Your goal: Copy all of the records below verbatim.

(Structured figure records)
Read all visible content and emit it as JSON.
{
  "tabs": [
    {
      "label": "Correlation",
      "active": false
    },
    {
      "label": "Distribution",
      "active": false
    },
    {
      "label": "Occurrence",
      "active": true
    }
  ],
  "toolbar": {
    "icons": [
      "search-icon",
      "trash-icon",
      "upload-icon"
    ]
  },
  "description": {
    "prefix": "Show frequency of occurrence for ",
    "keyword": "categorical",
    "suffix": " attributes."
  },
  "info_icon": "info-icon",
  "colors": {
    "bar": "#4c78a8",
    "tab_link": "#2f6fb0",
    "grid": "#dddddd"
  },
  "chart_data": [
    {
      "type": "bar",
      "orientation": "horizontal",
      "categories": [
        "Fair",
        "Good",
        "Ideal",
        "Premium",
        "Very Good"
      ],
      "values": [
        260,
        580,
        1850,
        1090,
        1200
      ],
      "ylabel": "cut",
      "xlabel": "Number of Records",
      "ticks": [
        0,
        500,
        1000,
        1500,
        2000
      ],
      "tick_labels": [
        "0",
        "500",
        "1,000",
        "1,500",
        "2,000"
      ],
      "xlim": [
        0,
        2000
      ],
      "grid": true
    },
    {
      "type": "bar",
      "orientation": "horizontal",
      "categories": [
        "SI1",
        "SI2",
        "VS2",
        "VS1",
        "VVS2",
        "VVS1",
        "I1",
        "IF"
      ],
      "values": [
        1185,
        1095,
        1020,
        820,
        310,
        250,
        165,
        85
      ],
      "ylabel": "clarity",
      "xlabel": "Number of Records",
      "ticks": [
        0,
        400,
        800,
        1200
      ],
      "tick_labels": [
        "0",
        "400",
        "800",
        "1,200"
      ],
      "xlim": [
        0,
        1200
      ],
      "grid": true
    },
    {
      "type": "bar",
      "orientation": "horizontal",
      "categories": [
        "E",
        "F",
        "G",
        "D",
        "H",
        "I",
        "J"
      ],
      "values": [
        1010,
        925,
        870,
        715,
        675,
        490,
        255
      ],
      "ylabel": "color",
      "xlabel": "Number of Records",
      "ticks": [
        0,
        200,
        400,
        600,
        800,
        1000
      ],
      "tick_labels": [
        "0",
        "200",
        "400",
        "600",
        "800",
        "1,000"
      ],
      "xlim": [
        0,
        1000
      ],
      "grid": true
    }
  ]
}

Answer to this exercise:
Read all visible content and emit it as JSON.
{
  "tabs": [
    {
      "label": "Correlation",
      "active": false
    },
    {
      "label": "Distribution",
      "active": false
    },
    {
      "label": "Occurrence",
      "active": true
    }
  ],
  "toolbar": {
    "icons": [
      "search-icon",
      "trash-icon",
      "upload-icon"
    ]
  },
  "description": {
    "prefix": "Show frequency of occurrence for ",
    "keyword": "categorical",
    "suffix": " attributes."
  },
  "info_icon": "info-icon",
  "colors": {
    "bar": "#4c78a8",
    "tab_link": "#2f6fb0",
    "grid": "#dddddd"
  },
  "chart_data": [
    {
      "type": "bar",
      "orientation": "horizontal",
      "categories": [
        "Fair",
        "Good",
        "Ideal",
        "Premium",
        "Very Good"
      ],
      "values": [
        260,
        580,
        1850,
        1090,
        1200
      ],
      "ylabel": "cut",
      "xlabel": "Number of Records",
      "ticks": [
        0,
        500,
        1000,
        1500,
        2000
      ],
      "tick_labels": [
        "0",
        "500",
        "1,000",
        "1,500",
        "2,000"
      ],
      "xlim": [
        0,
        2000
      ],
      "grid": true
    },
    {
      "type": "bar",
      "orientation": "horizontal",
      "categories": [
        "SI1",
        "SI2",
        "VS2",
        "VS1",
        "VVS2",
        "VVS1",
        "I1",
        "IF"
      ],
      "values": [
        1185,
        1095,
        1020,
        820,
        310,
        250,
        165,
        85
      ],
      "ylabel": "clarity",
      "xlabel": "Number of Records",
      "ticks": [
        0,
        400,
        800,
        1200
      ],
      "tick_labels": [
        "0",
        "400",
        "800",
        "1,200"
      ],
      "xlim": [
        0,
        1200
      ],
      "grid": true
    },
    {
      "type": "bar",
      "orientation": "horizontal",
      "categories": [
        "E",
        "F",
        "G",
        "D",
        "H",
        "I",
        "J"
      ],
      "values": [
        1010,
        925,
        870,
        715,
        675,
        490,
        255
      ],
      "ylabel": "color",
      "xlabel": "Number of Records",
      "ticks": [
        0,
        200,
        400,
        600,
        800,
        1000
      ],
      "tick_labels": [
        "0",
        "200",
        "400",
        "600",
        "800",
        "1,000"
      ],
      "xlim": [
        0,
        1000
      ],
      "grid": true
    }
  ]
}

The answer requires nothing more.